- [Te verwerken materiaal]:
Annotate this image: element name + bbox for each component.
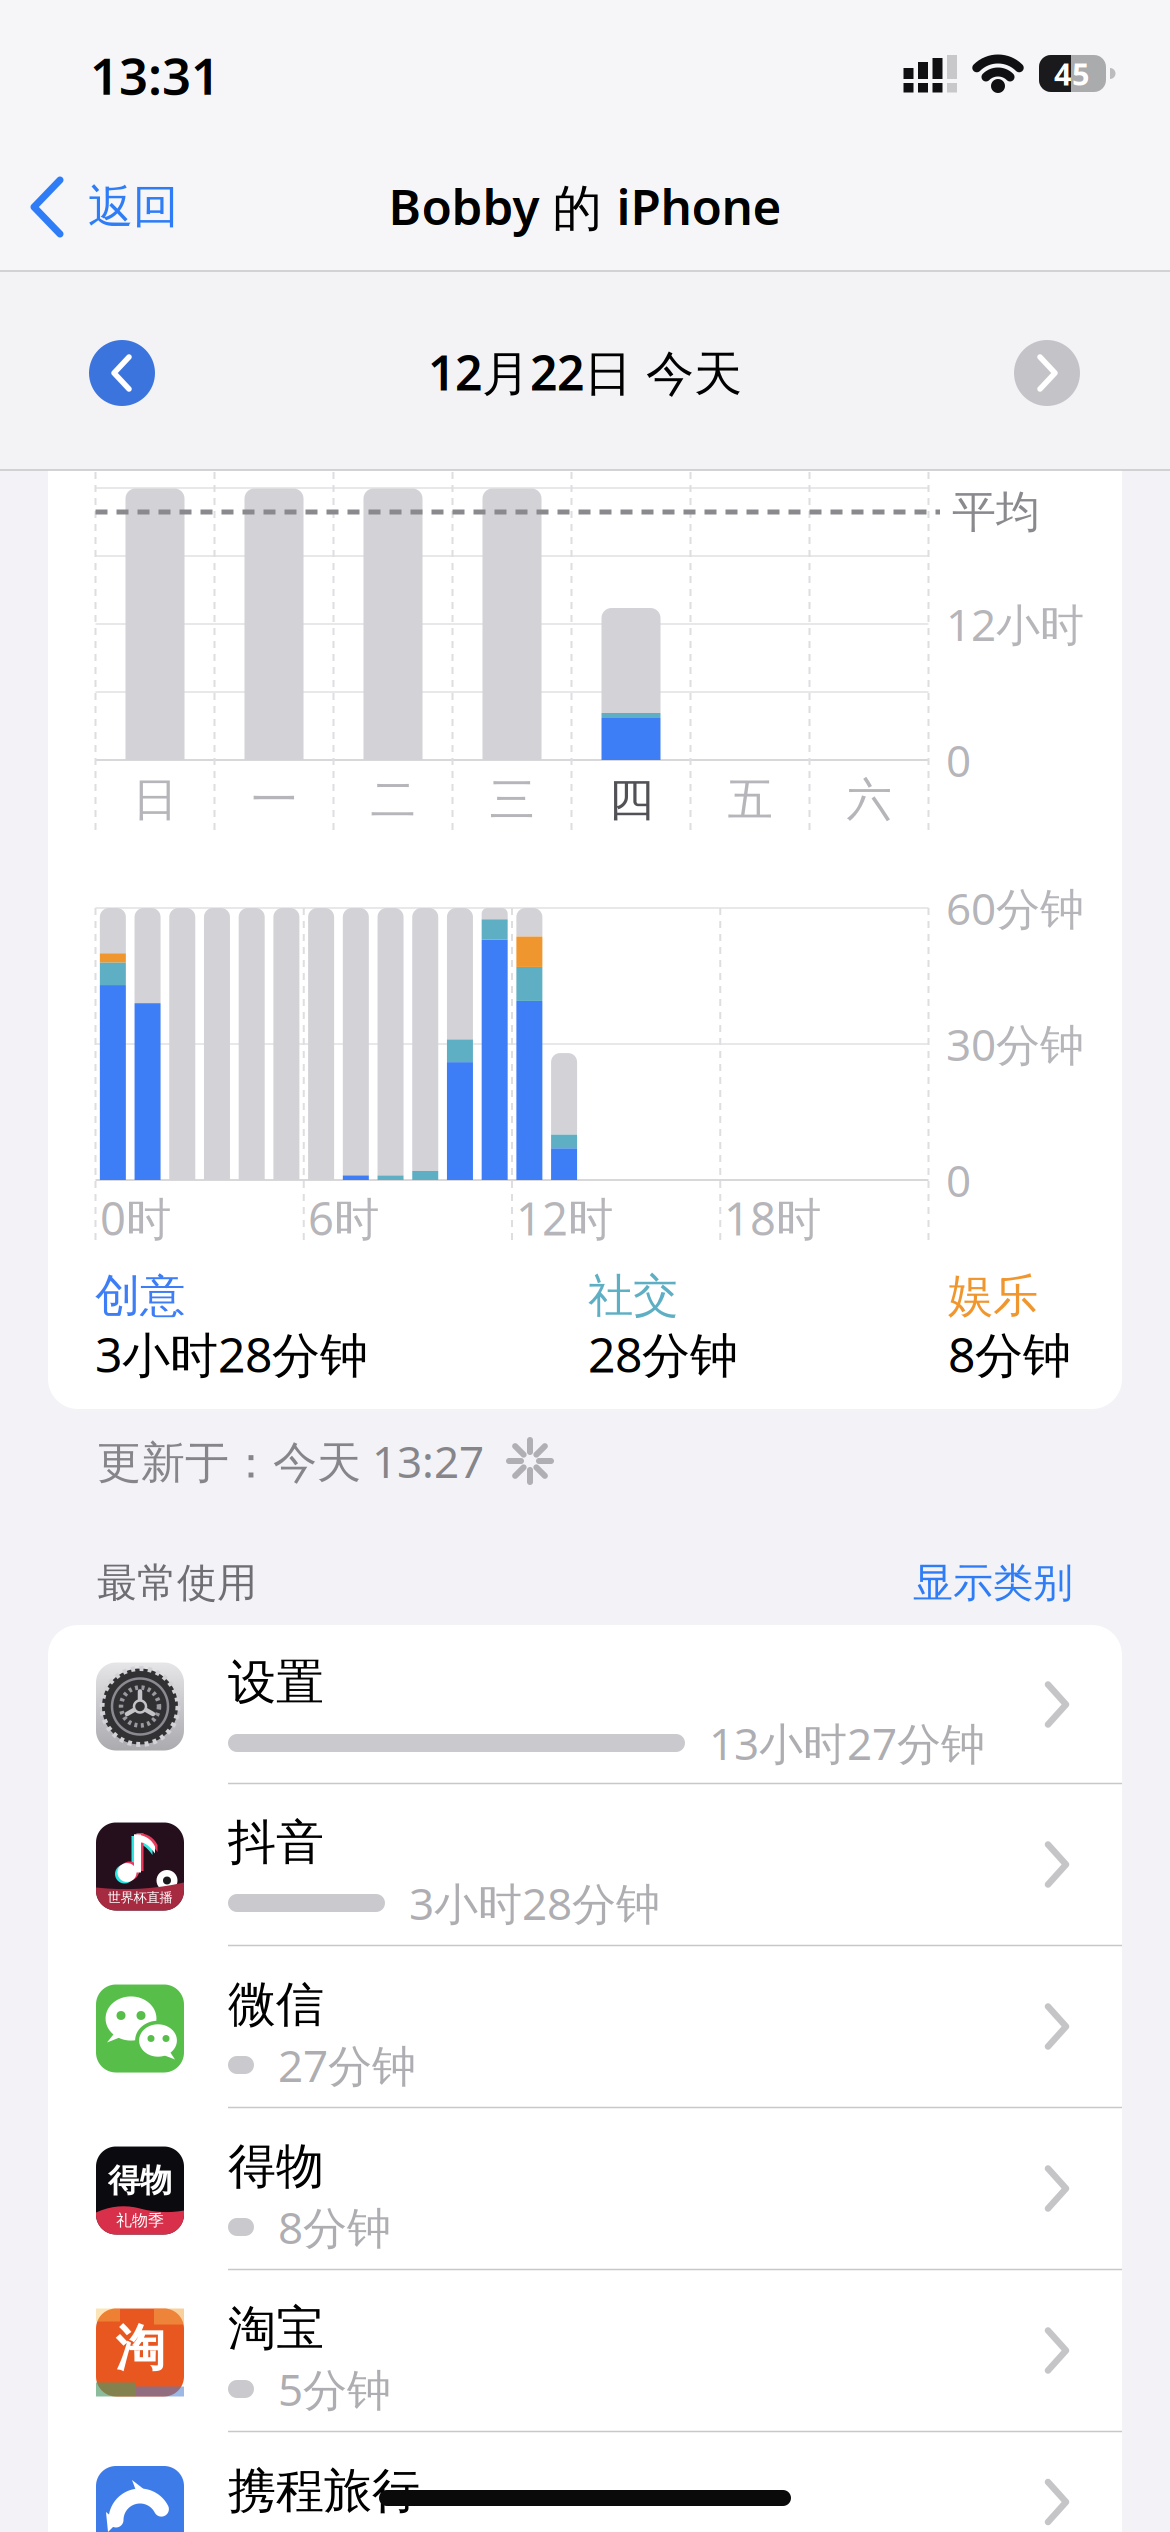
staticText: 12小时	[946, 595, 1084, 653]
staticText: 淘宝	[228, 2299, 324, 2358]
staticText: 返回	[88, 179, 178, 235]
button[interactable]: 返回	[0, 0, 230, 90]
staticText: 一	[252, 772, 296, 828]
staticText: 创意	[95, 1268, 185, 1324]
staticText: 28分钟	[588, 1322, 738, 1386]
button[interactable]: 微信	[48, 1946, 1122, 2107]
staticText: 13:31	[90, 41, 220, 109]
staticText: 0时	[100, 1188, 171, 1248]
staticText: 得物	[108, 2161, 172, 2200]
button[interactable]: 显示类别	[673, 1558, 1073, 1608]
staticText: Bobby 的 iPhone	[388, 173, 782, 239]
staticText: 淘	[116, 2318, 164, 2379]
staticText: 设置	[228, 1653, 324, 1712]
button[interactable]: 携程旅行	[48, 2431, 1122, 2532]
staticText: 显示类别	[913, 1558, 1073, 1608]
staticText: 六	[846, 772, 892, 828]
staticText: 社交	[588, 1268, 678, 1324]
staticText: 3小时28分钟	[409, 1874, 660, 1932]
staticText: 携程旅行	[228, 2462, 420, 2520]
staticText: 27分钟	[278, 2036, 416, 2094]
staticText: 5分钟	[278, 2360, 391, 2418]
staticText: 0	[946, 1151, 971, 1209]
staticText: 二	[370, 772, 416, 828]
staticText: 世界杯直播	[108, 1889, 172, 1906]
staticText: 18时	[724, 1188, 821, 1248]
button[interactable]: 设置	[48, 1624, 1122, 1785]
staticText: 微信	[228, 1975, 324, 2034]
staticText: 得物	[228, 2137, 324, 2196]
button[interactable]: 淘	[48, 2270, 1122, 2431]
staticText: 五	[728, 772, 772, 828]
staticText: 13小时27分钟	[709, 1714, 985, 1772]
staticText: 三	[490, 772, 534, 828]
staticText: 更新于：今天 13:27	[97, 1432, 484, 1490]
staticText: 最常使用	[97, 1558, 257, 1608]
button[interactable]: 世界杯直播	[48, 1784, 1122, 1945]
staticText: 礼物季	[116, 2211, 164, 2230]
staticText: 6时	[308, 1188, 379, 1248]
staticText: 60分钟	[946, 879, 1084, 937]
staticText: 日	[132, 772, 178, 828]
staticText: 抖音	[228, 1813, 324, 1872]
staticText: 45	[1054, 53, 1090, 94]
staticText: 8分钟	[948, 1322, 1071, 1386]
staticText: 娱乐	[948, 1268, 1038, 1324]
staticText: 0	[946, 731, 971, 789]
staticText: 平均	[952, 485, 1040, 539]
button[interactable]: 得物	[48, 2108, 1122, 2269]
staticText: 30分钟	[946, 1015, 1084, 1073]
staticText: 四	[608, 772, 654, 828]
staticText: 3小时28分钟	[95, 1322, 368, 1386]
staticText: 12月22日 今天	[428, 340, 742, 404]
staticText: 12时	[516, 1188, 613, 1248]
staticText: 8分钟	[278, 2198, 391, 2256]
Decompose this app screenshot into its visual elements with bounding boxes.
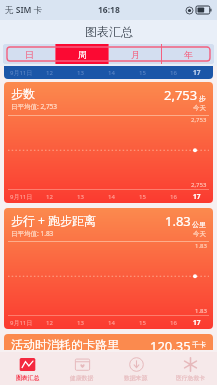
staticText: 无 SIM 卡 — [5, 4, 43, 16]
button[interactable]: 步行 + 跑步距离 — [4, 208, 213, 329]
staticText: 2,753 — [191, 181, 207, 189]
button[interactable]: 健康数据 — [55, 352, 109, 385]
staticText: 17 — [193, 318, 201, 327]
staticText: 千卡 — [192, 340, 206, 349]
staticText: 健康数据 — [70, 374, 94, 381]
staticText: 日平均值: 1.83 — [11, 229, 54, 238]
staticText: 9月11日 — [10, 193, 33, 201]
staticText: 12 — [46, 69, 53, 77]
staticText: 15 — [139, 319, 146, 327]
staticText: 12 — [46, 319, 53, 327]
staticText: 月 — [131, 49, 140, 60]
staticText: 15 — [139, 193, 146, 201]
staticText: 1.83 — [195, 242, 207, 250]
staticText: 2,753 — [191, 116, 207, 124]
staticText: 17 — [193, 68, 201, 77]
staticText: 步行 + 跑步距离 — [11, 212, 97, 228]
staticText: 1.83 — [165, 212, 191, 230]
button[interactable]: 年 — [162, 44, 214, 64]
staticText: 14 — [108, 193, 115, 201]
staticText: 16:18 — [98, 4, 120, 16]
staticText: 今天 — [193, 230, 206, 238]
staticText: 数据来源 — [124, 374, 148, 381]
staticText: 图表汇总 — [85, 24, 133, 39]
staticText: 日平均值: 2,753 — [11, 102, 58, 111]
button[interactable]: 医疗急救卡 — [163, 352, 217, 385]
button[interactable]: 日 — [3, 44, 55, 64]
staticText: 周 — [78, 49, 87, 60]
staticText: 120.35 — [150, 337, 191, 350]
staticText: 1.83 — [195, 307, 207, 315]
staticText: 12 — [46, 193, 53, 201]
staticText: 活动时消耗的卡路里 — [11, 337, 150, 350]
staticText: 公里 — [192, 220, 206, 229]
button[interactable]: 活动时消耗的卡路里 — [4, 334, 213, 350]
staticText: 图表汇总 — [16, 374, 40, 381]
staticText: 16 — [170, 69, 177, 77]
staticText: 步 — [199, 94, 206, 103]
staticText: 16 — [170, 193, 177, 201]
staticText: 15 — [139, 69, 146, 77]
staticText: 16 — [170, 319, 177, 327]
staticText: 日 — [25, 49, 34, 60]
staticText: 今天 — [193, 104, 206, 112]
button[interactable]: 步数 — [4, 82, 213, 203]
staticText: 13 — [77, 193, 84, 201]
staticText: 9月11日 — [10, 69, 33, 77]
staticText: 9月11日 — [10, 319, 33, 327]
staticText: 医疗急救卡 — [176, 374, 205, 381]
staticText: 14 — [108, 319, 115, 327]
button[interactable]: 月 — [109, 44, 161, 64]
staticText: 17 — [193, 192, 201, 201]
staticText: 步数 — [11, 86, 35, 101]
staticText: 年 — [184, 49, 193, 60]
button[interactable]: 9月11日 — [4, 66, 213, 79]
button[interactable]: 图表汇总 — [0, 352, 55, 385]
staticText: 13 — [77, 319, 84, 327]
staticText: 14 — [108, 69, 115, 77]
button[interactable]: 数据来源 — [109, 352, 163, 385]
staticText: 13 — [77, 69, 84, 77]
staticText: 2,753 — [164, 86, 198, 104]
button[interactable]: 周 — [56, 44, 108, 64]
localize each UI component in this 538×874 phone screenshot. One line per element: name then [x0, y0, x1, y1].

- [De opgave]:
Neem de regels van alle items hierboven letterlijk over. Laat de afbeeldingen weg.

- [Antwoord hieronder]:
Annotate this image: element name + bbox for each component.
staticText: 12小时	[946, 595, 1084, 653]
staticText: 淘宝	[228, 2299, 324, 2358]
staticText: 返回	[88, 179, 178, 235]
button[interactable]: 返回	[0, 0, 230, 90]
staticText: 一	[252, 772, 296, 828]
staticText: 创意	[95, 1268, 185, 1324]
staticText: 28分钟	[588, 1322, 738, 1386]
button[interactable]: 微信	[48, 1946, 1122, 2107]
staticText: 13:31	[90, 41, 220, 109]
staticText: 0时	[100, 1188, 171, 1248]
staticText: 得物	[108, 2161, 172, 2200]
button[interactable]: 显示类别	[673, 1558, 1073, 1608]
staticText: Bobby 的 iPhone	[388, 173, 782, 239]
staticText: 淘	[116, 2318, 164, 2379]
staticText: 设置	[228, 1653, 324, 1712]
button[interactable]: 携程旅行	[48, 2431, 1122, 2532]
staticText: 显示类别	[913, 1558, 1073, 1608]
staticText: 六	[846, 772, 892, 828]
staticText: 社交	[588, 1268, 678, 1324]
staticText: 3小时28分钟	[409, 1874, 660, 1932]
staticText: 携程旅行	[228, 2462, 420, 2520]
staticText: 27分钟	[278, 2036, 416, 2094]
staticText: 5分钟	[278, 2360, 391, 2418]
staticText: 0	[946, 1151, 971, 1209]
staticText: 二	[370, 772, 416, 828]
staticText: 世界杯直播	[108, 1889, 172, 1906]
staticText: 18时	[724, 1188, 821, 1248]
button[interactable]: 设置	[48, 1624, 1122, 1785]
staticText: 微信	[228, 1975, 324, 2034]
staticText: 得物	[228, 2137, 324, 2196]
button[interactable]: 淘	[48, 2270, 1122, 2431]
staticText: 五	[728, 772, 772, 828]
staticText: 13小时27分钟	[709, 1714, 985, 1772]
staticText: 三	[490, 772, 534, 828]
staticText: 更新于：今天 13:27	[97, 1432, 484, 1490]
staticText: 最常使用	[97, 1558, 257, 1608]
button[interactable]: 世界杯直播	[48, 1784, 1122, 1945]
staticText: 礼物季	[116, 2211, 164, 2230]
staticText: 6时	[308, 1188, 379, 1248]
staticText: 60分钟	[946, 879, 1084, 937]
staticText: 日	[132, 772, 178, 828]
staticText: 抖音	[228, 1813, 324, 1872]
staticText: 45	[1054, 53, 1090, 94]
staticText: 8分钟	[948, 1322, 1071, 1386]
staticText: 娱乐	[948, 1268, 1038, 1324]
staticText: 0	[946, 731, 971, 789]
staticText: 平均	[952, 485, 1040, 539]
button[interactable]: 得物	[48, 2108, 1122, 2269]
staticText: 30分钟	[946, 1015, 1084, 1073]
staticText: 四	[608, 772, 654, 828]
staticText: 3小时28分钟	[95, 1322, 368, 1386]
staticText: 12月22日 今天	[428, 340, 742, 404]
staticText: 12时	[516, 1188, 613, 1248]
staticText: 8分钟	[278, 2198, 391, 2256]
Decompose this app screenshot into its visual elements with bounding boxes.
staticText: 无 SIM 卡 — [5, 4, 43, 16]
button[interactable]: 步行 + 跑步距离 — [4, 208, 213, 329]
staticText: 2,753 — [191, 181, 207, 189]
button[interactable]: 健康数据 — [55, 352, 109, 385]
staticText: 17 — [193, 318, 201, 327]
staticText: 千卡 — [192, 340, 206, 349]
staticText: 健康数据 — [70, 374, 94, 381]
staticText: 日平均值: 1.83 — [11, 229, 54, 238]
staticText: 9月11日 — [10, 193, 33, 201]
staticText: 12 — [46, 69, 53, 77]
staticText: 15 — [139, 319, 146, 327]
staticText: 12 — [46, 319, 53, 327]
staticText: 月 — [131, 49, 140, 60]
staticText: 15 — [139, 193, 146, 201]
staticText: 1.83 — [195, 242, 207, 250]
staticText: 2,753 — [191, 116, 207, 124]
staticText: 17 — [193, 68, 201, 77]
staticText: 步行 + 跑步距离 — [11, 212, 97, 228]
staticText: 1.83 — [165, 212, 191, 230]
button[interactable]: 年 — [162, 44, 214, 64]
staticText: 14 — [108, 193, 115, 201]
staticText: 16:18 — [98, 4, 120, 16]
staticText: 今天 — [193, 230, 206, 238]
staticText: 数据来源 — [124, 374, 148, 381]
staticText: 图表汇总 — [85, 24, 133, 39]
staticText: 日平均值: 2,753 — [11, 102, 58, 111]
button[interactable]: 医疗急救卡 — [163, 352, 217, 385]
button[interactable]: 日 — [3, 44, 55, 64]
staticText: 周 — [78, 49, 87, 60]
staticText: 120.35 — [150, 337, 191, 350]
staticText: 1.83 — [195, 307, 207, 315]
staticText: 12 — [46, 193, 53, 201]
staticText: 活动时消耗的卡路里 — [11, 337, 150, 350]
staticText: 公里 — [192, 220, 206, 229]
button[interactable]: 活动时消耗的卡路里 — [4, 334, 213, 350]
staticText: 图表汇总 — [16, 374, 40, 381]
staticText: 16 — [170, 69, 177, 77]
staticText: 步 — [199, 94, 206, 103]
staticText: 16 — [170, 193, 177, 201]
staticText: 15 — [139, 69, 146, 77]
staticText: 16 — [170, 319, 177, 327]
staticText: 日 — [25, 49, 34, 60]
staticText: 今天 — [193, 104, 206, 112]
button[interactable]: 步数 — [4, 82, 213, 203]
staticText: 13 — [77, 193, 84, 201]
staticText: 9月11日 — [10, 69, 33, 77]
staticText: 9月11日 — [10, 319, 33, 327]
staticText: 医疗急救卡 — [176, 374, 205, 381]
staticText: 14 — [108, 319, 115, 327]
button[interactable]: 月 — [109, 44, 161, 64]
staticText: 17 — [193, 192, 201, 201]
staticText: 步数 — [11, 86, 35, 101]
staticText: 年 — [184, 49, 193, 60]
button[interactable]: 9月11日 — [4, 66, 213, 79]
button[interactable]: 图表汇总 — [0, 352, 55, 385]
staticText: 13 — [77, 319, 84, 327]
staticText: 14 — [108, 69, 115, 77]
button[interactable]: 数据来源 — [109, 352, 163, 385]
staticText: 13 — [77, 69, 84, 77]
staticText: 2,753 — [164, 86, 198, 104]
button[interactable]: 周 — [56, 44, 108, 64]
localize each UI component in this 538×874 phone screenshot. One line per element: name then [x0, y0, x1, y1].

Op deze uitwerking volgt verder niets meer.